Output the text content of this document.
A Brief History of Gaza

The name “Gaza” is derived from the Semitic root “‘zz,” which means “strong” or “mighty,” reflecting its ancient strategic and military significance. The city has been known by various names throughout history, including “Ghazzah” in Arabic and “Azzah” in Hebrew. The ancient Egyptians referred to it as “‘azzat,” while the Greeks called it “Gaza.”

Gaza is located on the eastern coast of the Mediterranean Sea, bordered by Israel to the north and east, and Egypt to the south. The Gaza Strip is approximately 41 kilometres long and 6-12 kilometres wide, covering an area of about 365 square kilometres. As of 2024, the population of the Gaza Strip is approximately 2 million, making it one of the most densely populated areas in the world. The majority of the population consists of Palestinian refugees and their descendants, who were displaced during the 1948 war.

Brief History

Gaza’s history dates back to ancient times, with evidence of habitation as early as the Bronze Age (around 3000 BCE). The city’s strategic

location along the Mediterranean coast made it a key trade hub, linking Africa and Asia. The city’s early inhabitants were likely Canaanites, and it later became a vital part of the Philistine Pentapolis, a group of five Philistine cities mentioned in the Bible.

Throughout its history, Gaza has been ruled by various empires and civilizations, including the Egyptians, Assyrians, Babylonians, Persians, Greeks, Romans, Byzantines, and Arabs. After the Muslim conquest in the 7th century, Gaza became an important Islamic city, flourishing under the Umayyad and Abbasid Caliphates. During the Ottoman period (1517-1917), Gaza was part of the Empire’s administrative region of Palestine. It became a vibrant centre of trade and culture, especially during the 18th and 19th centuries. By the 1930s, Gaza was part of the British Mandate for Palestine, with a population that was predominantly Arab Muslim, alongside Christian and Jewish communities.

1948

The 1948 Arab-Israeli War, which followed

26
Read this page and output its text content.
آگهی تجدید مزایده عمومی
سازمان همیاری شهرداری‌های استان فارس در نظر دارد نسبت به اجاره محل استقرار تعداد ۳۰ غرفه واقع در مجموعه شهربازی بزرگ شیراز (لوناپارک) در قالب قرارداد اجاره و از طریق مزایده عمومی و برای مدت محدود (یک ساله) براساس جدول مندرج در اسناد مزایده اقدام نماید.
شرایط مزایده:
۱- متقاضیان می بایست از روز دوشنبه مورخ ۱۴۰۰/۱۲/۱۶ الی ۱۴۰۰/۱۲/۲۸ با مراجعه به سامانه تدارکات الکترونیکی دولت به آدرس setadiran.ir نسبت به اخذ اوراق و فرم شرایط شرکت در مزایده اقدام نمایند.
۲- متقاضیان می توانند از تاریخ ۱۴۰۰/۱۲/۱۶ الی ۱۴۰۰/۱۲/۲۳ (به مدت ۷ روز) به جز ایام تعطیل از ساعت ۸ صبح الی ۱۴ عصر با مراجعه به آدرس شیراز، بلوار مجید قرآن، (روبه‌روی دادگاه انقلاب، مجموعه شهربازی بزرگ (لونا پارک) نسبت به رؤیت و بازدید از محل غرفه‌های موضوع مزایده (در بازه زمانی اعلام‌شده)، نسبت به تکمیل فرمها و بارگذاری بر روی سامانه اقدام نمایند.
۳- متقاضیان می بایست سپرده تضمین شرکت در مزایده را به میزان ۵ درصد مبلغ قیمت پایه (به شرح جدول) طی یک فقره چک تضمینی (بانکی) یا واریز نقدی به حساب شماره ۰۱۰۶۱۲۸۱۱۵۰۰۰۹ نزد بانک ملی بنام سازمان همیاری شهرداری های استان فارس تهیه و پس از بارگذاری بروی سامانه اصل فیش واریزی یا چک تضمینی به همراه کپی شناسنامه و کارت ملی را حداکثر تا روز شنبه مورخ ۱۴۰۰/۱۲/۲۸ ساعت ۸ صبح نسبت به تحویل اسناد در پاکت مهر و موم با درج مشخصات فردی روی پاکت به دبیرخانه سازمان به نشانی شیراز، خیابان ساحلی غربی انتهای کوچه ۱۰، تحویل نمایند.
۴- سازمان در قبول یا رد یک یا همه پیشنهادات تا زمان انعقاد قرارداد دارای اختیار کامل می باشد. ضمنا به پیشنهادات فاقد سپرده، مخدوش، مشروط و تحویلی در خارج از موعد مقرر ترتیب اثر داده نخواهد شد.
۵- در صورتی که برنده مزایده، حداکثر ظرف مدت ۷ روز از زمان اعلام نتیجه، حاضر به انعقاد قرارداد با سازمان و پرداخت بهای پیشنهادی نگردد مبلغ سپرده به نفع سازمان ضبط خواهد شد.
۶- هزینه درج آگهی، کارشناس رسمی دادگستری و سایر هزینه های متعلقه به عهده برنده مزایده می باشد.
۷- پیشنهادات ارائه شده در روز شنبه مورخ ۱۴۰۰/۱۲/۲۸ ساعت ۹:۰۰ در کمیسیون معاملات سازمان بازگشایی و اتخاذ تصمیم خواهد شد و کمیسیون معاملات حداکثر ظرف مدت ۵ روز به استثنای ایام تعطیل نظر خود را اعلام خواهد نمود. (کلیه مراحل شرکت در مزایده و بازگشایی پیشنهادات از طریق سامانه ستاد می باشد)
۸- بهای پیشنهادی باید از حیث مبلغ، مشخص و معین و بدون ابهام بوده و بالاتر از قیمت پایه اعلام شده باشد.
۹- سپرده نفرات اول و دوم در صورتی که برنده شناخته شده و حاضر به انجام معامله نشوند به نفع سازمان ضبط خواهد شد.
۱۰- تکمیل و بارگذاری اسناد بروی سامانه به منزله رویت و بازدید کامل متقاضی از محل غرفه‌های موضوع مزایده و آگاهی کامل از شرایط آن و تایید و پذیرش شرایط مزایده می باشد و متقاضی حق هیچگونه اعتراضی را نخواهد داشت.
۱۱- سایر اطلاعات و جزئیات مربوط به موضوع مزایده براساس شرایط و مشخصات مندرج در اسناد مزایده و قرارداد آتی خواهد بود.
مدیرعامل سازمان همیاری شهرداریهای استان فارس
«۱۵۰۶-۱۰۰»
__________
WORK REQUIRED: Retype the records in full. Keep every line identical to the original.

THE SOLUTION:
Output the text content of this document.
A Brief History of Gaza

The name “Gaza” is derived from the Semitic root “‘zz,” which means “strong” or “mighty,” reflecting its ancient strategic and military significance. The city has been known by various names throughout history, including “Ghazzah” in Arabic and “Azzah” in Hebrew. The ancient Egyptians referred to it as “‘azzat,” while the Greeks called it “Gaza.”

Gaza is located on the eastern coast of the Mediterranean Sea, bordered by Israel to the north and east, and Egypt to the south. The Gaza Strip is approximately 41 kilometres long and 6-12 kilometres wide, covering an area of about 365 square kilometres. As of 2024, the population of the Gaza Strip is approximately 2 million, making it one of the most densely populated areas in the world. The majority of the population consists of Palestinian refugees and their descendants, who were displaced during the 1948 war.

Brief History

Gaza’s history dates back to ancient times, with evidence of habitation as early as the Bronze Age (around 3000 BCE). The city’s strategic

location along the Mediterranean coast made it a key trade hub, linking Africa and Asia. The city’s early inhabitants were likely Canaanites, and it later became a vital part of the Philistine Pentapolis, a group of five Philistine cities mentioned in the Bible.

Throughout its history, Gaza has been ruled by various empires and civilizations, including the Egyptians, Assyrians, Babylonians, Persians, Greeks, Romans, Byzantines, and Arabs. After the Muslim conquest in the 7th century, Gaza became an important Islamic city, flourishing under the Umayyad and Abbasid Caliphates. During the Ottoman period (1517-1917), Gaza was part of the Empire’s administrative region of Palestine. It became a vibrant centre of trade and culture, especially during the 18th and 19th centuries. By the 1930s, Gaza was part of the British Mandate for Palestine, with a population that was predominantly Arab Muslim, alongside Christian and Jewish communities.

1948

The 1948 Arab-Israeli War, which followed

26
Read this page and output its text content.
آگهی تجدید مزایده عمومی
سازمان همیاری شهرداری‌های استان فارس در نظر دارد نسبت به اجاره محل استقرار تعداد ۳۰ غرفه واقع در مجموعه شهربازی بزرگ شیراز (لوناپارک) در قالب قرارداد اجاره و از طریق مزایده عمومی و برای مدت محدود (یک ساله) براساس جدول مندرج در اسناد مزایده اقدام نماید.
شرایط مزایده:
۱- متقاضیان می بایست از روز دوشنبه مورخ ۱۴۰۰/۱۲/۱۶ الی ۱۴۰۰/۱۲/۲۸ با مراجعه به سامانه تدارکات الکترونیکی دولت به آدرس setadiran.ir نسبت به اخذ اوراق و فرم شرایط شرکت در مزایده اقدام نمایند.
۲- متقاضیان می توانند از تاریخ ۱۴۰۰/۱۲/۱۶ الی ۱۴۰۰/۱۲/۲۳ (به مدت ۷ روز) به جز ایام تعطیل از ساعت ۸ صبح الی ۱۴ عصر با مراجعه به آدرس شیراز، بلوار مجید قرآن، (روبه‌روی دادگاه انقلاب، مجموعه شهربازی بزرگ (لونا پارک) نسبت به رؤیت و بازدید از محل غرفه‌های موضوع مزایده (در بازه زمانی اعلام‌شده)، نسبت به تکمیل فرمها و بارگذاری بر روی سامانه اقدام نمایند.
۳- متقاضیان می بایست سپرده تضمین شرکت در مزایده را به میزان ۵ درصد مبلغ قیمت پایه (به شرح جدول) طی یک فقره چک تضمینی (بانکی) یا واریز نقدی به حساب شماره ۰۱۰۶۱۲۸۱۱۵۰۰۰۹ نزد بانک ملی بنام سازمان همیاری شهرداری های استان فارس تهیه و پس از بارگذاری بروی سامانه اصل فیش واریزی یا چک تضمینی به همراه کپی شناسنامه و کارت ملی را حداکثر تا روز شنبه مورخ ۱۴۰۰/۱۲/۲۸ ساعت ۸ صبح نسبت به تحویل اسناد در پاکت مهر و موم با درج مشخصات فردی روی پاکت به دبیرخانه سازمان به نشانی شیراز، خیابان ساحلی غربی انتهای کوچه ۱۰، تحویل نمایند.
۴- سازمان در قبول یا رد یک یا همه پیشنهادات تا زمان انعقاد قرارداد دارای اختیار کامل می باشد. ضمنا به پیشنهادات فاقد سپرده، مخدوش، مشروط و تحویلی در خارج از موعد مقرر ترتیب اثر داده نخواهد شد.
۵- در صورتی که برنده مزایده، حداکثر ظرف مدت ۷ روز از زمان اعلام نتیجه، حاضر به انعقاد قرارداد با سازمان و پرداخت بهای پیشنهادی نگردد مبلغ سپرده به نفع سازمان ضبط خواهد شد.
۶- هزینه درج آگهی، کارشناس رسمی دادگستری و سایر هزینه های متعلقه به عهده برنده مزایده می باشد.
۷- پیشنهادات ارائه شده در روز شنبه مورخ ۱۴۰۰/۱۲/۲۸ ساعت ۹:۰۰ در کمیسیون معاملات سازمان بازگشایی و اتخاذ تصمیم خواهد شد و کمیسیون معاملات حداکثر ظرف مدت ۵ روز به استثنای ایام تعطیل نظر خود را اعلام خواهد نمود. (کلیه مراحل شرکت در مزایده و بازگشایی پیشنهادات از طریق سامانه ستاد می باشد)
۸- بهای پیشنهادی باید از حیث مبلغ، مشخص و معین و بدون ابهام بوده و بالاتر از قیمت پایه اعلام شده باشد.
۹- سپرده نفرات اول و دوم در صورتی که برنده شناخته شده و حاضر به انجام معامله نشوند به نفع سازمان ضبط خواهد شد.
۱۰- تکمیل و بارگذاری اسناد بروی سامانه به منزله رویت و بازدید کامل متقاضی از محل غرفه‌های موضوع مزایده و آگاهی کامل از شرایط آن و تایید و پذیرش شرایط مزایده می باشد و متقاضی حق هیچگونه اعتراضی را نخواهد داشت.
۱۱- سایر اطلاعات و جزئیات مربوط به موضوع مزایده براساس شرایط و مشخصات مندرج در اسناد مزایده و قرارداد آتی خواهد بود.
مدیرعامل سازمان همیاری شهرداریهای استان فارس
«۱۵۰۶-۱۰۰»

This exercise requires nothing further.